◆ **Excerpted data**
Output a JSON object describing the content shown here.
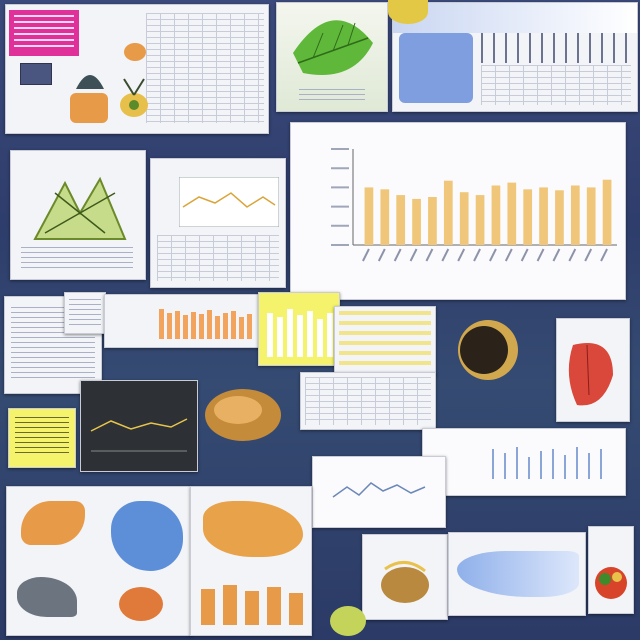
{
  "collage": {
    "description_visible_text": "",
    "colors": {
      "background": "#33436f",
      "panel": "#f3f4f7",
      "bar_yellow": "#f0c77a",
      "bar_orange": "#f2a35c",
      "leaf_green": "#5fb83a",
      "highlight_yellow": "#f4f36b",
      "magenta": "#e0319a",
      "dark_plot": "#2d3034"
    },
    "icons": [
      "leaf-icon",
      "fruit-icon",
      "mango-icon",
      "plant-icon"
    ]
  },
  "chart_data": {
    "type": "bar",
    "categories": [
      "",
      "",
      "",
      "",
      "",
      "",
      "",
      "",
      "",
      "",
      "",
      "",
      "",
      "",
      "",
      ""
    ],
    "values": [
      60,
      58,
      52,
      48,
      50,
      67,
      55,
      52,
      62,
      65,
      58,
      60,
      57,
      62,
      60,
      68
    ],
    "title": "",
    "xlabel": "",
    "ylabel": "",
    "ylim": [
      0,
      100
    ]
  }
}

◆ **Short problem**
Without the pictures, return the entries exactly as they appear.

◆ **Response**
Output a JSON object describing the content shown here.
{
  "collage": {
    "description_visible_text": "",
    "colors": {
      "background": "#33436f",
      "panel": "#f3f4f7",
      "bar_yellow": "#f0c77a",
      "bar_orange": "#f2a35c",
      "leaf_green": "#5fb83a",
      "highlight_yellow": "#f4f36b",
      "magenta": "#e0319a",
      "dark_plot": "#2d3034"
    },
    "icons": [
      "leaf-icon",
      "fruit-icon",
      "mango-icon",
      "plant-icon"
    ]
  },
  "chart_data": {
    "type": "bar",
    "categories": [
      "",
      "",
      "",
      "",
      "",
      "",
      "",
      "",
      "",
      "",
      "",
      "",
      "",
      "",
      "",
      ""
    ],
    "values": [
      60,
      58,
      52,
      48,
      50,
      67,
      55,
      52,
      62,
      65,
      58,
      60,
      57,
      62,
      60,
      68
    ],
    "title": "",
    "xlabel": "",
    "ylabel": "",
    "ylim": [
      0,
      100
    ]
  }
}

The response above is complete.